Brief:
Output the entries verbatim, including every line.

......

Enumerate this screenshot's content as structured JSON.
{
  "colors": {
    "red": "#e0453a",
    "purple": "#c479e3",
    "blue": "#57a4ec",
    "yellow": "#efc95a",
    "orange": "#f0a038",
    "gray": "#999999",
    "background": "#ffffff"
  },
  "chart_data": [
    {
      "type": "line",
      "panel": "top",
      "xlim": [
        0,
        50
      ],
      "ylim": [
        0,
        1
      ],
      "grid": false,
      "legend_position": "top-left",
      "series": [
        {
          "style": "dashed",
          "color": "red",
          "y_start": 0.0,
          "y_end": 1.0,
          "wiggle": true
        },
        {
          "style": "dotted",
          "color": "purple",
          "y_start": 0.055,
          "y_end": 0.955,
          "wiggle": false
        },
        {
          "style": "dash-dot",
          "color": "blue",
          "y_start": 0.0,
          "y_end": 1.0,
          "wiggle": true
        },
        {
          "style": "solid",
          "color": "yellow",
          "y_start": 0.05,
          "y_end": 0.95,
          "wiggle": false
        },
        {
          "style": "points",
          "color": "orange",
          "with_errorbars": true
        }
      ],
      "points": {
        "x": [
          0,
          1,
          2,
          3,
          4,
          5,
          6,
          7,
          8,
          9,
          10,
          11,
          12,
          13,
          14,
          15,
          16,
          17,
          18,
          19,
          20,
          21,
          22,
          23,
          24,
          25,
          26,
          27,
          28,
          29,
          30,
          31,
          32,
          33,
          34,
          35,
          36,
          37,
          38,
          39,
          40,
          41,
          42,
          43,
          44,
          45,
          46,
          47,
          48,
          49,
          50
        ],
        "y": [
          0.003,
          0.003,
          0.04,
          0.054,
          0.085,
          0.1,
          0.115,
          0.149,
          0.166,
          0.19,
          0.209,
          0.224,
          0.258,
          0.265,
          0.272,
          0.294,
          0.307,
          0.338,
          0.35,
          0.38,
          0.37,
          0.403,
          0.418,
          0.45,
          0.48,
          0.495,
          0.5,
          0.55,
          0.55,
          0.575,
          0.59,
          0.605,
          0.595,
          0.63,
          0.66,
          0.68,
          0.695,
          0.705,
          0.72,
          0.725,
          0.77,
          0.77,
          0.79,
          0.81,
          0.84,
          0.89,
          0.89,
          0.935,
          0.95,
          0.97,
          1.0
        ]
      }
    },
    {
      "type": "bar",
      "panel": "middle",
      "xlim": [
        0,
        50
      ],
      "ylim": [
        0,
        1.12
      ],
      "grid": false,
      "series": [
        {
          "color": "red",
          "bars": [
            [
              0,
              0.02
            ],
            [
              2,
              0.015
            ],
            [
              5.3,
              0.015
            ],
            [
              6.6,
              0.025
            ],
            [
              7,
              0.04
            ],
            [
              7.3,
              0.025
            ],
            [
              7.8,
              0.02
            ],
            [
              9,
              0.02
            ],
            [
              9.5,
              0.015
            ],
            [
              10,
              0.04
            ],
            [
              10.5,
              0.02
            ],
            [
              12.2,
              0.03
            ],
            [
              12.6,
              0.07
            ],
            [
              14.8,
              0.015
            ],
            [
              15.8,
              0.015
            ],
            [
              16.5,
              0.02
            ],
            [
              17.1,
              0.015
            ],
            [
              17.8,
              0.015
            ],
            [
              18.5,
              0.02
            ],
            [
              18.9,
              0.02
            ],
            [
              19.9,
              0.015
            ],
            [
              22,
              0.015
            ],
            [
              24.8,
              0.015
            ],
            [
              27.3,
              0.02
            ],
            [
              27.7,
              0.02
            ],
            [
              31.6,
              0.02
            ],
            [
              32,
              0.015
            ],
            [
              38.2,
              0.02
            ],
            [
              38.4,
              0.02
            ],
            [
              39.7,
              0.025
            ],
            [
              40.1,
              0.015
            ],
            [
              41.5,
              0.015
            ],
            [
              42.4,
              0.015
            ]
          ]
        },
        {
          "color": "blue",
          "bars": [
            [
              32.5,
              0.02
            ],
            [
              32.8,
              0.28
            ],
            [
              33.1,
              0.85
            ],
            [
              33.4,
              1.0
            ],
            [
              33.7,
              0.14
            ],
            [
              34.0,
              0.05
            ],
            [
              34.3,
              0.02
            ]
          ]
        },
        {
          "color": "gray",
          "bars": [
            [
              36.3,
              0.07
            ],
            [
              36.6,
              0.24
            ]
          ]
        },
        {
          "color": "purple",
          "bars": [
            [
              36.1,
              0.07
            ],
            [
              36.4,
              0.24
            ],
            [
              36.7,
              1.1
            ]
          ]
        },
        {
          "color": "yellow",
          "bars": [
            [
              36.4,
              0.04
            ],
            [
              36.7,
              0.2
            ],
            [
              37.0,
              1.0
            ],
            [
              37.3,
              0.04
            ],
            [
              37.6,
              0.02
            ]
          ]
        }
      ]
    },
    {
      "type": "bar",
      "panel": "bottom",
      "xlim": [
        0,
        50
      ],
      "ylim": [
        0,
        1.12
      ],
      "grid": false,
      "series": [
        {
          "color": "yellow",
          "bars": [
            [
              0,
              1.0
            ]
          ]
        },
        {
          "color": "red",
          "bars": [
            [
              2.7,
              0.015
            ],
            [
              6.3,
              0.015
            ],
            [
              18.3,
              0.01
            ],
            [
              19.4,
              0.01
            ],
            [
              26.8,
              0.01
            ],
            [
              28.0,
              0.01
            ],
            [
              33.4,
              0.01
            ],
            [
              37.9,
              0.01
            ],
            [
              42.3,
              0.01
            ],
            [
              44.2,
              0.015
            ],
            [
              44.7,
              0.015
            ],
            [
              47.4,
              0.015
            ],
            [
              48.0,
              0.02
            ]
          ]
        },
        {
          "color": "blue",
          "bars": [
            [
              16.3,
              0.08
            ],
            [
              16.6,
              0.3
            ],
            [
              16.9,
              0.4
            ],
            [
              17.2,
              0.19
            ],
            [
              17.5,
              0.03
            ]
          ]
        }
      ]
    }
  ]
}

......

Answer to this problem:
Enumerate this screenshot's content as structured JSON.
{
  "colors": {
    "red": "#e0453a",
    "purple": "#c479e3",
    "blue": "#57a4ec",
    "yellow": "#efc95a",
    "orange": "#f0a038",
    "gray": "#999999",
    "background": "#ffffff"
  },
  "chart_data": [
    {
      "type": "line",
      "panel": "top",
      "xlim": [
        0,
        50
      ],
      "ylim": [
        0,
        1
      ],
      "grid": false,
      "legend_position": "top-left",
      "series": [
        {
          "style": "dashed",
          "color": "red",
          "y_start": 0.0,
          "y_end": 1.0,
          "wiggle": true
        },
        {
          "style": "dotted",
          "color": "purple",
          "y_start": 0.055,
          "y_end": 0.955,
          "wiggle": false
        },
        {
          "style": "dash-dot",
          "color": "blue",
          "y_start": 0.0,
          "y_end": 1.0,
          "wiggle": true
        },
        {
          "style": "solid",
          "color": "yellow",
          "y_start": 0.05,
          "y_end": 0.95,
          "wiggle": false
        },
        {
          "style": "points",
          "color": "orange",
          "with_errorbars": true
        }
      ],
      "points": {
        "x": [
          0,
          1,
          2,
          3,
          4,
          5,
          6,
          7,
          8,
          9,
          10,
          11,
          12,
          13,
          14,
          15,
          16,
          17,
          18,
          19,
          20,
          21,
          22,
          23,
          24,
          25,
          26,
          27,
          28,
          29,
          30,
          31,
          32,
          33,
          34,
          35,
          36,
          37,
          38,
          39,
          40,
          41,
          42,
          43,
          44,
          45,
          46,
          47,
          48,
          49,
          50
        ],
        "y": [
          0.003,
          0.003,
          0.04,
          0.054,
          0.085,
          0.1,
          0.115,
          0.149,
          0.166,
          0.19,
          0.209,
          0.224,
          0.258,
          0.265,
          0.272,
          0.294,
          0.307,
          0.338,
          0.35,
          0.38,
          0.37,
          0.403,
          0.418,
          0.45,
          0.48,
          0.495,
          0.5,
          0.55,
          0.55,
          0.575,
          0.59,
          0.605,
          0.595,
          0.63,
          0.66,
          0.68,
          0.695,
          0.705,
          0.72,
          0.725,
          0.77,
          0.77,
          0.79,
          0.81,
          0.84,
          0.89,
          0.89,
          0.935,
          0.95,
          0.97,
          1.0
        ]
      }
    },
    {
      "type": "bar",
      "panel": "middle",
      "xlim": [
        0,
        50
      ],
      "ylim": [
        0,
        1.12
      ],
      "grid": false,
      "series": [
        {
          "color": "red",
          "bars": [
            [
              0,
              0.02
            ],
            [
              2,
              0.015
            ],
            [
              5.3,
              0.015
            ],
            [
              6.6,
              0.025
            ],
            [
              7,
              0.04
            ],
            [
              7.3,
              0.025
            ],
            [
              7.8,
              0.02
            ],
            [
              9,
              0.02
            ],
            [
              9.5,
              0.015
            ],
            [
              10,
              0.04
            ],
            [
              10.5,
              0.02
            ],
            [
              12.2,
              0.03
            ],
            [
              12.6,
              0.07
            ],
            [
              14.8,
              0.015
            ],
            [
              15.8,
              0.015
            ],
            [
              16.5,
              0.02
            ],
            [
              17.1,
              0.015
            ],
            [
              17.8,
              0.015
            ],
            [
              18.5,
              0.02
            ],
            [
              18.9,
              0.02
            ],
            [
              19.9,
              0.015
            ],
            [
              22,
              0.015
            ],
            [
              24.8,
              0.015
            ],
            [
              27.3,
              0.02
            ],
            [
              27.7,
              0.02
            ],
            [
              31.6,
              0.02
            ],
            [
              32,
              0.015
            ],
            [
              38.2,
              0.02
            ],
            [
              38.4,
              0.02
            ],
            [
              39.7,
              0.025
            ],
            [
              40.1,
              0.015
            ],
            [
              41.5,
              0.015
            ],
            [
              42.4,
              0.015
            ]
          ]
        },
        {
          "color": "blue",
          "bars": [
            [
              32.5,
              0.02
            ],
            [
              32.8,
              0.28
            ],
            [
              33.1,
              0.85
            ],
            [
              33.4,
              1.0
            ],
            [
              33.7,
              0.14
            ],
            [
              34.0,
              0.05
            ],
            [
              34.3,
              0.02
            ]
          ]
        },
        {
          "color": "gray",
          "bars": [
            [
              36.3,
              0.07
            ],
            [
              36.6,
              0.24
            ]
          ]
        },
        {
          "color": "purple",
          "bars": [
            [
              36.1,
              0.07
            ],
            [
              36.4,
              0.24
            ],
            [
              36.7,
              1.1
            ]
          ]
        },
        {
          "color": "yellow",
          "bars": [
            [
              36.4,
              0.04
            ],
            [
              36.7,
              0.2
            ],
            [
              37.0,
              1.0
            ],
            [
              37.3,
              0.04
            ],
            [
              37.6,
              0.02
            ]
          ]
        }
      ]
    },
    {
      "type": "bar",
      "panel": "bottom",
      "xlim": [
        0,
        50
      ],
      "ylim": [
        0,
        1.12
      ],
      "grid": false,
      "series": [
        {
          "color": "yellow",
          "bars": [
            [
              0,
              1.0
            ]
          ]
        },
        {
          "color": "red",
          "bars": [
            [
              2.7,
              0.015
            ],
            [
              6.3,
              0.015
            ],
            [
              18.3,
              0.01
            ],
            [
              19.4,
              0.01
            ],
            [
              26.8,
              0.01
            ],
            [
              28.0,
              0.01
            ],
            [
              33.4,
              0.01
            ],
            [
              37.9,
              0.01
            ],
            [
              42.3,
              0.01
            ],
            [
              44.2,
              0.015
            ],
            [
              44.7,
              0.015
            ],
            [
              47.4,
              0.015
            ],
            [
              48.0,
              0.02
            ]
          ]
        },
        {
          "color": "blue",
          "bars": [
            [
              16.3,
              0.08
            ],
            [
              16.6,
              0.3
            ],
            [
              16.9,
              0.4
            ],
            [
              17.2,
              0.19
            ],
            [
              17.5,
              0.03
            ]
          ]
        }
      ]
    }
  ]
}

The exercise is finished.